begin TASK MATERIAL
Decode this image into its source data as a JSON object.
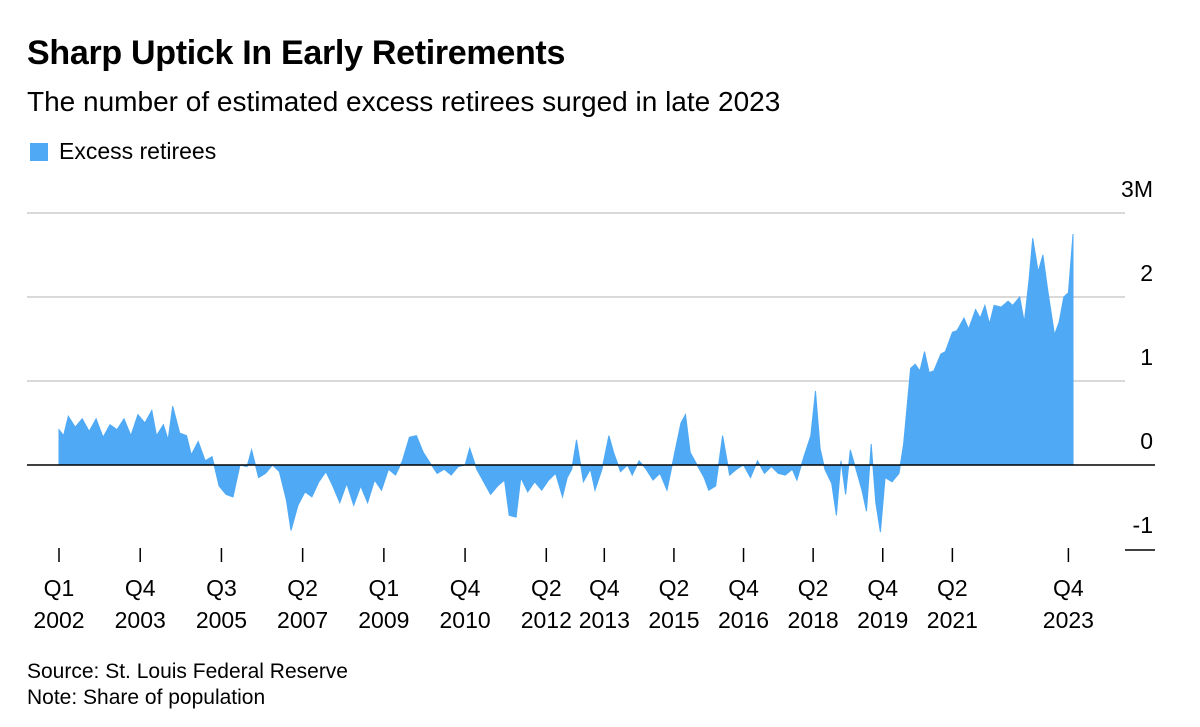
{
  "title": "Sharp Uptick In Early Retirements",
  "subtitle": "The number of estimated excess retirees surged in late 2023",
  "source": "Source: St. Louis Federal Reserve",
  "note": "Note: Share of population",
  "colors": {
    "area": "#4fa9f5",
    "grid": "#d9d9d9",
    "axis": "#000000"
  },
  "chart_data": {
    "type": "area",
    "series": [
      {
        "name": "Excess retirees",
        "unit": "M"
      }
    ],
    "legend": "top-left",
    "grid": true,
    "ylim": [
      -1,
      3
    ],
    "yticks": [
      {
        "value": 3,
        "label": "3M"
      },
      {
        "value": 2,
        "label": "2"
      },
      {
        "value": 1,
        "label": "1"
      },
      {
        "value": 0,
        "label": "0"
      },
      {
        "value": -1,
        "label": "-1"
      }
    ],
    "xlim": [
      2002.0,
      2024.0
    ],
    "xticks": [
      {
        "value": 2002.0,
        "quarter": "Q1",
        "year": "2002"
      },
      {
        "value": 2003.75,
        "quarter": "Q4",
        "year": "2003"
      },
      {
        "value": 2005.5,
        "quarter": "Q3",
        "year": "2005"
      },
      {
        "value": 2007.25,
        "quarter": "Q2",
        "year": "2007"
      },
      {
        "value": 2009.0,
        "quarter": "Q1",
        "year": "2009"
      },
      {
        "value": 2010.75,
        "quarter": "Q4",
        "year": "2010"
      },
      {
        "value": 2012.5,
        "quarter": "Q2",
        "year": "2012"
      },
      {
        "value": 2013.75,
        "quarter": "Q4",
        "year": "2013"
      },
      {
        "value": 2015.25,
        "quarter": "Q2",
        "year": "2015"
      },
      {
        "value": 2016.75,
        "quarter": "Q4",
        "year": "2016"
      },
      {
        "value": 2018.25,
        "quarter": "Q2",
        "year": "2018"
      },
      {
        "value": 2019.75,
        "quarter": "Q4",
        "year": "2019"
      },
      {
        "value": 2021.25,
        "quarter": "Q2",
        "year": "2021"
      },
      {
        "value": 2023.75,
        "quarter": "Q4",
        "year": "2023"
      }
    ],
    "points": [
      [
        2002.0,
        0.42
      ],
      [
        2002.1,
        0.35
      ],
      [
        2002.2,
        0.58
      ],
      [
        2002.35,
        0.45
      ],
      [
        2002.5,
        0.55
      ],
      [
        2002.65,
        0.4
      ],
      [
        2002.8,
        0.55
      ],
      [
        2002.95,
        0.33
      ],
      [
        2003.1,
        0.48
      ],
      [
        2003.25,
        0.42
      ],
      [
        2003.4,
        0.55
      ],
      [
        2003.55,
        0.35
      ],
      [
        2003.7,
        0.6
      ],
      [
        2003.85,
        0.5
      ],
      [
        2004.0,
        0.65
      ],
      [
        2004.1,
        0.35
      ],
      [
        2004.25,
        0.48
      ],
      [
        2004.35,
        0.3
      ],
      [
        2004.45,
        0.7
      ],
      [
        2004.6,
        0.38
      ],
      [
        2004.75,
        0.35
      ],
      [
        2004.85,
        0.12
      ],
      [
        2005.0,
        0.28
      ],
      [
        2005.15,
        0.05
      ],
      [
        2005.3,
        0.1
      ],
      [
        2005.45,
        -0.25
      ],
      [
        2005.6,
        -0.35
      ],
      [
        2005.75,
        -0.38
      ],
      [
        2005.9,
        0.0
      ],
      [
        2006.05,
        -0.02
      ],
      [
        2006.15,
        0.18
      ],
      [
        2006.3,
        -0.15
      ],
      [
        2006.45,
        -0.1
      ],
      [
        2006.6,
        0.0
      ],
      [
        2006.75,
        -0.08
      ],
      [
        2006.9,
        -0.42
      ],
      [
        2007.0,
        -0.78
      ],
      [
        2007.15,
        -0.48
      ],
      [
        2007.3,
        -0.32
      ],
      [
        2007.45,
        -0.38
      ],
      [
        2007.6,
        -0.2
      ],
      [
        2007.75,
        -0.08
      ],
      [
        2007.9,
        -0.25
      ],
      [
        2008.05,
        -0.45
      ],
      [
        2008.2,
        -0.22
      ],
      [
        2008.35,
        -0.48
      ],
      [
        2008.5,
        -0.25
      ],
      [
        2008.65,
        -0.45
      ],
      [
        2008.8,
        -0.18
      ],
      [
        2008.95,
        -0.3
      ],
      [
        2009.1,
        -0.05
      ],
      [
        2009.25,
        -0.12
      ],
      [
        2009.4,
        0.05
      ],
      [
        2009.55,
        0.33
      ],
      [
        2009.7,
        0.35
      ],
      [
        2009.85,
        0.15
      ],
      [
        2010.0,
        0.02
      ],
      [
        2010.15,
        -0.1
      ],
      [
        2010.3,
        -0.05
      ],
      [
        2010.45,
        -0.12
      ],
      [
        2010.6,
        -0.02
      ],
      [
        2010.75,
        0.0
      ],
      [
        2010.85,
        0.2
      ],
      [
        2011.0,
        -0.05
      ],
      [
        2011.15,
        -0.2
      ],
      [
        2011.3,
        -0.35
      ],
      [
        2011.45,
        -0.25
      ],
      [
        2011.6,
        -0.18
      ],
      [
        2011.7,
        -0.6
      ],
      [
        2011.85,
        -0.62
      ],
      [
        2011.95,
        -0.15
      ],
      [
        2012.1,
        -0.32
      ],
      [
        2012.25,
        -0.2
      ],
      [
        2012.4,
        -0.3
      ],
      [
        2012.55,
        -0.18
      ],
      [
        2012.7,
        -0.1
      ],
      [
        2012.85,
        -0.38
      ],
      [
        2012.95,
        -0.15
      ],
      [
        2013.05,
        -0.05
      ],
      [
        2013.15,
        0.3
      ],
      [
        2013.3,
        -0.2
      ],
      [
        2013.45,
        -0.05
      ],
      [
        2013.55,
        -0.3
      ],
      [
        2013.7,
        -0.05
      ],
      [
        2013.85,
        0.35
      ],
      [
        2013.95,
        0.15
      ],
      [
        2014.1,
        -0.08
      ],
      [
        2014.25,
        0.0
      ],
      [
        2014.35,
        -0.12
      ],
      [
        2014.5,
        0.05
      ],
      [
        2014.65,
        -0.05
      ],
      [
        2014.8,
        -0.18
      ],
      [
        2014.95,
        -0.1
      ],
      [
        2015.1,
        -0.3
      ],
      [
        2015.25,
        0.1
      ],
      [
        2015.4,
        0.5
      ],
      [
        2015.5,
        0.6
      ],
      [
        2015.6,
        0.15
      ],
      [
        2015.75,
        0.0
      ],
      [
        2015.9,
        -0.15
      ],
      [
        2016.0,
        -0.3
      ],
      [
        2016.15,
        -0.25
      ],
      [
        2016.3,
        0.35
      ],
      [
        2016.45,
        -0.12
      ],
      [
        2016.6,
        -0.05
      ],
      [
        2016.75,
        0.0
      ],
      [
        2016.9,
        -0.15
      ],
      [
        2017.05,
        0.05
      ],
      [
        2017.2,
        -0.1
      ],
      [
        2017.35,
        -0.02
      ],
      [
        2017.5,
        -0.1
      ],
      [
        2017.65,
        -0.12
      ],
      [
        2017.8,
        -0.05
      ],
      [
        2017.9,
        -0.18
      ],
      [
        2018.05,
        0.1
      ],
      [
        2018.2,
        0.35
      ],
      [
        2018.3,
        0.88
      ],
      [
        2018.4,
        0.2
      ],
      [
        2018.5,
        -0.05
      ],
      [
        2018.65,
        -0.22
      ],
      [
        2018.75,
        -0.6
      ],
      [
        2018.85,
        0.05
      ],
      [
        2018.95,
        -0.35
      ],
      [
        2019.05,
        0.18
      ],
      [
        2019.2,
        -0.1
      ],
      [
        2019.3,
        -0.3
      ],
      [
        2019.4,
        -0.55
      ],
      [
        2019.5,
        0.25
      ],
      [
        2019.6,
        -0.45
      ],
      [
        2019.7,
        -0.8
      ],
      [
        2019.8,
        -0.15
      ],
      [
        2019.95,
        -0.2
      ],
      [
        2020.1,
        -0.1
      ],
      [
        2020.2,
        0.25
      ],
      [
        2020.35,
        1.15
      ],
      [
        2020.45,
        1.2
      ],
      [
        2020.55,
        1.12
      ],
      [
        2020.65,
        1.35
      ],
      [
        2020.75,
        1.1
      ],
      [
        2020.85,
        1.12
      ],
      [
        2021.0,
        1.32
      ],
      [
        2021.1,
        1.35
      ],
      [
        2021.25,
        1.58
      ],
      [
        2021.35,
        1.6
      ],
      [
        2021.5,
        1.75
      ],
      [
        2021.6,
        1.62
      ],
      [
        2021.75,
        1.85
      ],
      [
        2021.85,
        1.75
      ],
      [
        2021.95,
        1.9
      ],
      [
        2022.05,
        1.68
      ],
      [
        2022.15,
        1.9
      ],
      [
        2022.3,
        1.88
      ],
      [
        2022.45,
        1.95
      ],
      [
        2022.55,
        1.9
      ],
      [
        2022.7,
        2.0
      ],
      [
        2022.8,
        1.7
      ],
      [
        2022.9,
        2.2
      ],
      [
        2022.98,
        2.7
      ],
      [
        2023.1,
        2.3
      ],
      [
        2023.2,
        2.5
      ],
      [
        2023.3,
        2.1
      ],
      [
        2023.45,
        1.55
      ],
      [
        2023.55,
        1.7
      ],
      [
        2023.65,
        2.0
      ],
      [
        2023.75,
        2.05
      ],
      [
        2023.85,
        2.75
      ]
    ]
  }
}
end TASK MATERIAL
DIRECTIONS:
Each line that holds the word "retirees" should be extracted from the records.

EXERCISE RESULT:
  "subtitle": "The number of estimated excess retirees surged in late 2023",
        "name": "Excess retirees",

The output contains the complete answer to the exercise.